> TASK GOAL
Report the count of lines where the string "list" appears, and nothing else.

○ ○ ○

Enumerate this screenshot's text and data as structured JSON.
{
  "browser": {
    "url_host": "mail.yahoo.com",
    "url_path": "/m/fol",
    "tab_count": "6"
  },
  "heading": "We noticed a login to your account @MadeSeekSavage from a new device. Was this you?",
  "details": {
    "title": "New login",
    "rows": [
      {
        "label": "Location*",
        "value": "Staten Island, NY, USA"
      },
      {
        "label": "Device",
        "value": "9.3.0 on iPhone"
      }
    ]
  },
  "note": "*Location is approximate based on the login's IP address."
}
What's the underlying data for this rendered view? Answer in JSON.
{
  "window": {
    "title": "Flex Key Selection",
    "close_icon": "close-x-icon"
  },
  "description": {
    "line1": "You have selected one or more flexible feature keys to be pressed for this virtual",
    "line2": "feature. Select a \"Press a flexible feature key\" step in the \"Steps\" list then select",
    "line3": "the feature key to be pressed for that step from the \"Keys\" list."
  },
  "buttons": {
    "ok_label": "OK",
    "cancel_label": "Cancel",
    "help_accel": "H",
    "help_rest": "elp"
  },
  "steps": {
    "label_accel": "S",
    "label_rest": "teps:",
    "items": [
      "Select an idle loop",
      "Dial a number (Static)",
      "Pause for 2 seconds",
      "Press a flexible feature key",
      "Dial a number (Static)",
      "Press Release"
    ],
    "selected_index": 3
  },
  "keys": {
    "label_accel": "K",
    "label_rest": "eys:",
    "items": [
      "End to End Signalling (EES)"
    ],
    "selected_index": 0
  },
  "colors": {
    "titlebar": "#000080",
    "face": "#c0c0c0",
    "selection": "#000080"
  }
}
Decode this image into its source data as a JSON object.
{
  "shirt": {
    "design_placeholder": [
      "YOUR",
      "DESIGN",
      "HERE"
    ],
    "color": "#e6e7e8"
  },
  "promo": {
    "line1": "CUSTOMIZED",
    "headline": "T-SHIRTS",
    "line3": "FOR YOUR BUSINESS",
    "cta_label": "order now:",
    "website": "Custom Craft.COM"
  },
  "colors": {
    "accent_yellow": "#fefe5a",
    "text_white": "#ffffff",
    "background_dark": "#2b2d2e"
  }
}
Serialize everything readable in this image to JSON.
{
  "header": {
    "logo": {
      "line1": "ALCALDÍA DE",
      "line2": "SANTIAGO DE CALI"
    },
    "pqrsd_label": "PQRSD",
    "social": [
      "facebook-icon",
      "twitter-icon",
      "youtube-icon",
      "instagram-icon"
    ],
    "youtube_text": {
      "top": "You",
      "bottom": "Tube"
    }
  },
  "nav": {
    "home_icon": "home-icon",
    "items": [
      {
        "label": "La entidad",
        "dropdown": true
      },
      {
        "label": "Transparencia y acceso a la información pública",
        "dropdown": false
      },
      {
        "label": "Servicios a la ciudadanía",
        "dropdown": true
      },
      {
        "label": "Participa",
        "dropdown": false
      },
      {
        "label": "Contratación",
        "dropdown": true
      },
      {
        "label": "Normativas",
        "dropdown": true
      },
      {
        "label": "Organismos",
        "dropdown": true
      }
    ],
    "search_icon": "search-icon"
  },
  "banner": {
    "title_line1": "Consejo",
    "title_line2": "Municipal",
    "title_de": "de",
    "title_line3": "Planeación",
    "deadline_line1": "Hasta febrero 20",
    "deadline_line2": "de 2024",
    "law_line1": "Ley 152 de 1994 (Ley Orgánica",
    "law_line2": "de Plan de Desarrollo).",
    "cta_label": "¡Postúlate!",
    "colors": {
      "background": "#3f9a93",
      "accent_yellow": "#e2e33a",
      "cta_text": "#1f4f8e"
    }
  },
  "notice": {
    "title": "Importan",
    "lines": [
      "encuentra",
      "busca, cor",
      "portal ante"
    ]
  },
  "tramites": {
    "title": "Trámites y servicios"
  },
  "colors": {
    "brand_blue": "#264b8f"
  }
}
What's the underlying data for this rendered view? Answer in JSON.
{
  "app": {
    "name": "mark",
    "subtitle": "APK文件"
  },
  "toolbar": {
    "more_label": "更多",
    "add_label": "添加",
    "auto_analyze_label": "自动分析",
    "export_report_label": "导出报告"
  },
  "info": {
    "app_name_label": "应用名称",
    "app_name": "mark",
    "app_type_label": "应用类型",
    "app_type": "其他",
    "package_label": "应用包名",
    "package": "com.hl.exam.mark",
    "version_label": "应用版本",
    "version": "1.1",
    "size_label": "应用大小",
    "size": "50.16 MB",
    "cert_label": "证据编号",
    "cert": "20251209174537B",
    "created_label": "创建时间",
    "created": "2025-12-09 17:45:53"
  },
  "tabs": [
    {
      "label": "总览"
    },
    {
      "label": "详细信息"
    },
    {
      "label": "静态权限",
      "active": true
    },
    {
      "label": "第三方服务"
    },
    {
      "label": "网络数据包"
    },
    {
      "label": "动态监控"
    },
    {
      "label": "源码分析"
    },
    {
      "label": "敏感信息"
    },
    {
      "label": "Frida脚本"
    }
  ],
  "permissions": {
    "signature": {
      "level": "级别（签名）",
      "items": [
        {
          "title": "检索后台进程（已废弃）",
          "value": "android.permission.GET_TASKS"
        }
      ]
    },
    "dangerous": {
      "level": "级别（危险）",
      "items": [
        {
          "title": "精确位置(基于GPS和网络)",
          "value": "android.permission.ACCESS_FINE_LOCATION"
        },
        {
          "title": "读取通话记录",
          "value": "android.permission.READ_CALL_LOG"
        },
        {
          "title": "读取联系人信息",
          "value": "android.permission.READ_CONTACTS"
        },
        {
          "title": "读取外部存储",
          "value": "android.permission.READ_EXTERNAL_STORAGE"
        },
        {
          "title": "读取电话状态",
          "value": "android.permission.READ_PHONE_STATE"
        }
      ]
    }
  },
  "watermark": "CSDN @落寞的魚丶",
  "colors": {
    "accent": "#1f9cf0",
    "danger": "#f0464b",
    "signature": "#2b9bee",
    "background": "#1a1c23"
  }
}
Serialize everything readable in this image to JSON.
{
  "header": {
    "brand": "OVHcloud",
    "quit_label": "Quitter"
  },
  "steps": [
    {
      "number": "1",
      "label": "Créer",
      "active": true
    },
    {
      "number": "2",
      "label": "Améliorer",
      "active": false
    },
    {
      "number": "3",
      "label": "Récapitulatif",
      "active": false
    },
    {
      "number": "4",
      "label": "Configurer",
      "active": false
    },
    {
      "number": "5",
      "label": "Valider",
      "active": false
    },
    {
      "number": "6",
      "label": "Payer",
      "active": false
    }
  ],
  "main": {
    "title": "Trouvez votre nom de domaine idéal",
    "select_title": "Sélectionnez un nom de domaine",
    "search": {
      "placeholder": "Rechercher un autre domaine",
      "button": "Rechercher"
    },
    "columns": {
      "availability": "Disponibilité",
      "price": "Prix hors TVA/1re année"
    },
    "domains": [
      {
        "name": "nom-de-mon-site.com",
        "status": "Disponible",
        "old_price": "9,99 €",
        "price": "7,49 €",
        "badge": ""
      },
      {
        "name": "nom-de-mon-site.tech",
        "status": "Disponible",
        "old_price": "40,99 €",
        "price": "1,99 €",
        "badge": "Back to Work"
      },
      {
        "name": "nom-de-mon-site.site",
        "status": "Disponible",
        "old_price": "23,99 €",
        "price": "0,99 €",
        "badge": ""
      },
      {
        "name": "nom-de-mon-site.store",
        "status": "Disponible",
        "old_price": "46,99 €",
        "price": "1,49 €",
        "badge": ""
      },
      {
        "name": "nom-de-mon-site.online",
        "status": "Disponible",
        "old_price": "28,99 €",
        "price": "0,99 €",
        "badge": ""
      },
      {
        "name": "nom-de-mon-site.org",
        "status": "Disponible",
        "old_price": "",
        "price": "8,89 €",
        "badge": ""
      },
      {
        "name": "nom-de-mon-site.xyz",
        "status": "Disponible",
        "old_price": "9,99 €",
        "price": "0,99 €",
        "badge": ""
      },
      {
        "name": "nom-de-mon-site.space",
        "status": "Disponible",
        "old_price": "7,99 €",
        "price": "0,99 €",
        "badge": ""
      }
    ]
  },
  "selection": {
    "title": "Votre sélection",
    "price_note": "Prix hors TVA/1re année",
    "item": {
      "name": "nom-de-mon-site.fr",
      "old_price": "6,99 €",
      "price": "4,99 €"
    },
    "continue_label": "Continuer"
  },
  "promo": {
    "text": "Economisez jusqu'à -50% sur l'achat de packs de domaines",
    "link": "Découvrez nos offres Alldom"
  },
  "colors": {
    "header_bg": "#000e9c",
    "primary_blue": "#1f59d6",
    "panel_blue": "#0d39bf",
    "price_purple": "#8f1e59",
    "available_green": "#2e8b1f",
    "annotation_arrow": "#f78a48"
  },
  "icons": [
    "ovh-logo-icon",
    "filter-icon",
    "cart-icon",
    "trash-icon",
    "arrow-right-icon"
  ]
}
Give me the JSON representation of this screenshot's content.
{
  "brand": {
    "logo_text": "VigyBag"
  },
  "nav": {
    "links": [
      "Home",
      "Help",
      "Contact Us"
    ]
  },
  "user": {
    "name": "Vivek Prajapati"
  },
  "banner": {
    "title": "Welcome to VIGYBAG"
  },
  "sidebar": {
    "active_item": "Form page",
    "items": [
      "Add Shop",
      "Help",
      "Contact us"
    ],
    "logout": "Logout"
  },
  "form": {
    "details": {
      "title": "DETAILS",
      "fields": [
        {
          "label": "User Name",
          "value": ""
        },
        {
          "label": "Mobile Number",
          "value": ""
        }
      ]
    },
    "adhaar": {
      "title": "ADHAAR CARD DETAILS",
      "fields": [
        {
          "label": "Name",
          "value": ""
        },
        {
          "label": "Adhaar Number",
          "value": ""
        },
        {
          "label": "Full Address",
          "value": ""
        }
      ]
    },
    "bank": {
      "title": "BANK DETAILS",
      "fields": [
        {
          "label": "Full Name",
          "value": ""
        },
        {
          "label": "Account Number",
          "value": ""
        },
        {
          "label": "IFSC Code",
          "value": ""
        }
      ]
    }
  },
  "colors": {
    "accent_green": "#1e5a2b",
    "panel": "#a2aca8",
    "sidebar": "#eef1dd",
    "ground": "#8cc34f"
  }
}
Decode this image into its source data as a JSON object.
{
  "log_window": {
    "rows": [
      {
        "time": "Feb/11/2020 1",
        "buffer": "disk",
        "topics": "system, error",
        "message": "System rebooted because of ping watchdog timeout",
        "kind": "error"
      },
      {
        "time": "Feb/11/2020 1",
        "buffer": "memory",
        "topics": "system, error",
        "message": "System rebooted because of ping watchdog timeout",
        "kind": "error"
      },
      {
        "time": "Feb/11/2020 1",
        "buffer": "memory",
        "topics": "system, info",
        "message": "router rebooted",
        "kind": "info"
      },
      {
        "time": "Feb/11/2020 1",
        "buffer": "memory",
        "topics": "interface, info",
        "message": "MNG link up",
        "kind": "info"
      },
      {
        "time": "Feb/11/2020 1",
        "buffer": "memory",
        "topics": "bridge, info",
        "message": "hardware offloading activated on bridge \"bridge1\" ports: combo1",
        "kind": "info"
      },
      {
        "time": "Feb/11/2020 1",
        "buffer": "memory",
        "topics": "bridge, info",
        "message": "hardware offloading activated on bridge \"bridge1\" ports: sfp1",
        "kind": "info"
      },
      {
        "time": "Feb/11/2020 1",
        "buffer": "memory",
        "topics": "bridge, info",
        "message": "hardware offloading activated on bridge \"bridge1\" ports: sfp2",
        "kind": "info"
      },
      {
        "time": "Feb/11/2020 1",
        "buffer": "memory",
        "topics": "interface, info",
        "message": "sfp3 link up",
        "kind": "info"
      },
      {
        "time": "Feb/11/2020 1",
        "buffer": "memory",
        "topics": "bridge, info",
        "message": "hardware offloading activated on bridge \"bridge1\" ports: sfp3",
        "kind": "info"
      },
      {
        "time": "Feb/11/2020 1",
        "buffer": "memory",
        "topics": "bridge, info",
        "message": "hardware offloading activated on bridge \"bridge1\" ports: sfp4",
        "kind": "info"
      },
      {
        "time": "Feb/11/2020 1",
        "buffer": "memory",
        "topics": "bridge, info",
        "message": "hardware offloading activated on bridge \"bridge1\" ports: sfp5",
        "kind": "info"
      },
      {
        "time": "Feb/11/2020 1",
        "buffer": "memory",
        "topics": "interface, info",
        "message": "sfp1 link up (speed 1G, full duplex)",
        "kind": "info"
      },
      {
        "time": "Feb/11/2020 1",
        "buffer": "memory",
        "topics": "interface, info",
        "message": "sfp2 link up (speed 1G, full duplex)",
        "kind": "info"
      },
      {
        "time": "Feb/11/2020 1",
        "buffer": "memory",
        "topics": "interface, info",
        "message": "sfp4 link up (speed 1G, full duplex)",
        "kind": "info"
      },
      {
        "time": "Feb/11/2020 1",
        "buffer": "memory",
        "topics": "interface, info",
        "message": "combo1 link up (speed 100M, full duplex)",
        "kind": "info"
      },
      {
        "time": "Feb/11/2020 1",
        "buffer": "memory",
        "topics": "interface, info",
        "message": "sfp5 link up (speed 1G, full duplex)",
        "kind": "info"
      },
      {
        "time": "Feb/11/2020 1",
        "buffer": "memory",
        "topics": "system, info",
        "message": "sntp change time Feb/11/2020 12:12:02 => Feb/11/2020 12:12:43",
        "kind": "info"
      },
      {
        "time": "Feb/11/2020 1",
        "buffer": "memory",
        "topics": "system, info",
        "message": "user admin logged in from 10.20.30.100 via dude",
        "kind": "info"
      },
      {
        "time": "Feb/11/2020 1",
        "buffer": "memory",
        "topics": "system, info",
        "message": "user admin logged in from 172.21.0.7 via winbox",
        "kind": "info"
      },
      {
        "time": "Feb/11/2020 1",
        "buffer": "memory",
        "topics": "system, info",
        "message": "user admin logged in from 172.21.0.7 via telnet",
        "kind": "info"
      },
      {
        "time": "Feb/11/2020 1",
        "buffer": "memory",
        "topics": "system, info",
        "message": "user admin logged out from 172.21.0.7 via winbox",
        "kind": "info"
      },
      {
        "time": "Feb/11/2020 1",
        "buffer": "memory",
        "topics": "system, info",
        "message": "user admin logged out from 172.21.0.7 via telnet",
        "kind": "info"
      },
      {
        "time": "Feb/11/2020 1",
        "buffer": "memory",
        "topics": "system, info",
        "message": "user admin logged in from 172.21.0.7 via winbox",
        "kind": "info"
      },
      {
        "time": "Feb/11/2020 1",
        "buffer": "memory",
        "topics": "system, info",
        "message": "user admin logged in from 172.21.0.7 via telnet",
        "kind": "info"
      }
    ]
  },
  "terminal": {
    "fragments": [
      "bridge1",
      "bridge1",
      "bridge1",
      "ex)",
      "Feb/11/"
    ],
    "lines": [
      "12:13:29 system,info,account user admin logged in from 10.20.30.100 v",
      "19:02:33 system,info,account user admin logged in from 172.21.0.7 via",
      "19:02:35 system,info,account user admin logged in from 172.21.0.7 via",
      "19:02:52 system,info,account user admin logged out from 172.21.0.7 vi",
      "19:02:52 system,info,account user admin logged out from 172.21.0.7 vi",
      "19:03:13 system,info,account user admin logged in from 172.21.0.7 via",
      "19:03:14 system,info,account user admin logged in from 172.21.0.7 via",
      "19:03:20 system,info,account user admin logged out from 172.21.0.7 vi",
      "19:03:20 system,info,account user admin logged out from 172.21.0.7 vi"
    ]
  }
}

○ ○ ○

> WRITTEN SOLUTION
2